• _REQUIREMENT_
Copy out the complete listing, word for word.

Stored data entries
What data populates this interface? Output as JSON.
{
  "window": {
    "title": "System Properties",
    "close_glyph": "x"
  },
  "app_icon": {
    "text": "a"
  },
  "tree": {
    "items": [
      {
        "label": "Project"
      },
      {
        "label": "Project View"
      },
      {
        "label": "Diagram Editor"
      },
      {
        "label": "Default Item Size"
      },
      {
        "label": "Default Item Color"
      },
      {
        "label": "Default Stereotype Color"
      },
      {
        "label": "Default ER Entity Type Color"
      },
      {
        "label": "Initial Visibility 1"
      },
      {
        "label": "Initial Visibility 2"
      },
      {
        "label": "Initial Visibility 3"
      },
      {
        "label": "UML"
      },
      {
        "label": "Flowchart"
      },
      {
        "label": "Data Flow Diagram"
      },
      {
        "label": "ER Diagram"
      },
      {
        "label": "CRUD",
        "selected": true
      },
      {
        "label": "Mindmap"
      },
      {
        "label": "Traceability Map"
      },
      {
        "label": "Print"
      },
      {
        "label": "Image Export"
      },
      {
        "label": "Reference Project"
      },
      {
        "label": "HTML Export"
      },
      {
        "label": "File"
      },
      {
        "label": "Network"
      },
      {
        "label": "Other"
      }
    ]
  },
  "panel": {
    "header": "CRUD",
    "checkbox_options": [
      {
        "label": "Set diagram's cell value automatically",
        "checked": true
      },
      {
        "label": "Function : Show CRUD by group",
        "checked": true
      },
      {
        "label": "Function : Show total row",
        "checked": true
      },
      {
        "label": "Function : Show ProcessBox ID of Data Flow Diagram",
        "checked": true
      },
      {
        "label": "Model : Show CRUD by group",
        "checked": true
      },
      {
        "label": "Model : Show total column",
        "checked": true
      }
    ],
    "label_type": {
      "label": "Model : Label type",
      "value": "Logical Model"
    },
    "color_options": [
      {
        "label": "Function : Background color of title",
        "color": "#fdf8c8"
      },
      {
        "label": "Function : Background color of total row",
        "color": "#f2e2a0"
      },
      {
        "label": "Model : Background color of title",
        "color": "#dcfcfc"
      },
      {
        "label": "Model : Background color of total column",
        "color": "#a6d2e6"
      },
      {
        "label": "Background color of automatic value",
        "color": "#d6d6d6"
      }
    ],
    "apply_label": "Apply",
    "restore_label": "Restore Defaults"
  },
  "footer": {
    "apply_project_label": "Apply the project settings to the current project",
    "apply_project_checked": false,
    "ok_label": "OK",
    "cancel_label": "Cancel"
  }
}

• _ANSWER IN FULL_
What data populates this interface? Output as JSON.
{
  "window": {
    "title": "System Properties",
    "close_glyph": "x"
  },
  "app_icon": {
    "text": "a"
  },
  "tree": {
    "items": [
      {
        "label": "Project"
      },
      {
        "label": "Project View"
      },
      {
        "label": "Diagram Editor"
      },
      {
        "label": "Default Item Size"
      },
      {
        "label": "Default Item Color"
      },
      {
        "label": "Default Stereotype Color"
      },
      {
        "label": "Default ER Entity Type Color"
      },
      {
        "label": "Initial Visibility 1"
      },
      {
        "label": "Initial Visibility 2"
      },
      {
        "label": "Initial Visibility 3"
      },
      {
        "label": "UML"
      },
      {
        "label": "Flowchart"
      },
      {
        "label": "Data Flow Diagram"
      },
      {
        "label": "ER Diagram"
      },
      {
        "label": "CRUD",
        "selected": true
      },
      {
        "label": "Mindmap"
      },
      {
        "label": "Traceability Map"
      },
      {
        "label": "Print"
      },
      {
        "label": "Image Export"
      },
      {
        "label": "Reference Project"
      },
      {
        "label": "HTML Export"
      },
      {
        "label": "File"
      },
      {
        "label": "Network"
      },
      {
        "label": "Other"
      }
    ]
  },
  "panel": {
    "header": "CRUD",
    "checkbox_options": [
      {
        "label": "Set diagram's cell value automatically",
        "checked": true
      },
      {
        "label": "Function : Show CRUD by group",
        "checked": true
      },
      {
        "label": "Function : Show total row",
        "checked": true
      },
      {
        "label": "Function : Show ProcessBox ID of Data Flow Diagram",
        "checked": true
      },
      {
        "label": "Model : Show CRUD by group",
        "checked": true
      },
      {
        "label": "Model : Show total column",
        "checked": true
      }
    ],
    "label_type": {
      "label": "Model : Label type",
      "value": "Logical Model"
    },
    "color_options": [
      {
        "label": "Function : Background color of title",
        "color": "#fdf8c8"
      },
      {
        "label": "Function : Background color of total row",
        "color": "#f2e2a0"
      },
      {
        "label": "Model : Background color of title",
        "color": "#dcfcfc"
      },
      {
        "label": "Model : Background color of total column",
        "color": "#a6d2e6"
      },
      {
        "label": "Background color of automatic value",
        "color": "#d6d6d6"
      }
    ],
    "apply_label": "Apply",
    "restore_label": "Restore Defaults"
  },
  "footer": {
    "apply_project_label": "Apply the project settings to the current project",
    "apply_project_checked": false,
    "ok_label": "OK",
    "cancel_label": "Cancel"
  }
}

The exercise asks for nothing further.